Provided information:
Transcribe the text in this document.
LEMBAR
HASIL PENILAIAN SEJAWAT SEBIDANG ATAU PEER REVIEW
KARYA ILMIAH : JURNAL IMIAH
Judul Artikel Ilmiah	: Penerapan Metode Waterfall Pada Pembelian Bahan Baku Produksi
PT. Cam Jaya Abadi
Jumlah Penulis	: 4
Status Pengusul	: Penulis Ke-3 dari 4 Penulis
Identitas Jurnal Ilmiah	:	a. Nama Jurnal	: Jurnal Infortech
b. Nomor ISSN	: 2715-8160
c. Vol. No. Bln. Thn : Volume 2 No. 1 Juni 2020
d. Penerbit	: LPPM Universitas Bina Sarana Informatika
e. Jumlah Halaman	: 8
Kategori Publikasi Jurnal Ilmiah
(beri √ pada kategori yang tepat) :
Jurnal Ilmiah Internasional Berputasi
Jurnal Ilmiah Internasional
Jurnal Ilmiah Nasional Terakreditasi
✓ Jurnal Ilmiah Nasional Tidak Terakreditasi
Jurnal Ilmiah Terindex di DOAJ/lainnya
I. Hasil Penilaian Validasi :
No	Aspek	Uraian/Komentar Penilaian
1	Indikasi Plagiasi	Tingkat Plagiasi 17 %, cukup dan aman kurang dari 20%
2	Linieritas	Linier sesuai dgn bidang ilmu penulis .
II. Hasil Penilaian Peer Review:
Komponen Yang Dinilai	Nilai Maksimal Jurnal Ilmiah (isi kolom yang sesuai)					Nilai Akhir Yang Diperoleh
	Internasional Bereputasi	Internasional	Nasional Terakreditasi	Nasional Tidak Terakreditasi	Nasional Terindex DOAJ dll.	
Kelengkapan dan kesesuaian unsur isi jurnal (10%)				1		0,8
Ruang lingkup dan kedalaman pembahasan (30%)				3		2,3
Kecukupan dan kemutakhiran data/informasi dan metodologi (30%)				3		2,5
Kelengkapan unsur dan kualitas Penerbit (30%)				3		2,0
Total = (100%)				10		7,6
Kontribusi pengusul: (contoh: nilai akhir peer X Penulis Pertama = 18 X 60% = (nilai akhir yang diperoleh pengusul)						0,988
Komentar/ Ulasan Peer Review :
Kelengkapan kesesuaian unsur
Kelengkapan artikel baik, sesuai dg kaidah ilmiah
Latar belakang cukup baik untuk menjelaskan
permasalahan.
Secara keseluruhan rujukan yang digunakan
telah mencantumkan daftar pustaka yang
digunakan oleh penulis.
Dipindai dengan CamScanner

Task brief: Copy out every line that includes the word "kesesuaian".

Result:
Kelengkapan dan kesesuaian unsur isi jurnal (10%)				1		0,8
Kelengkapan kesesuaian unsur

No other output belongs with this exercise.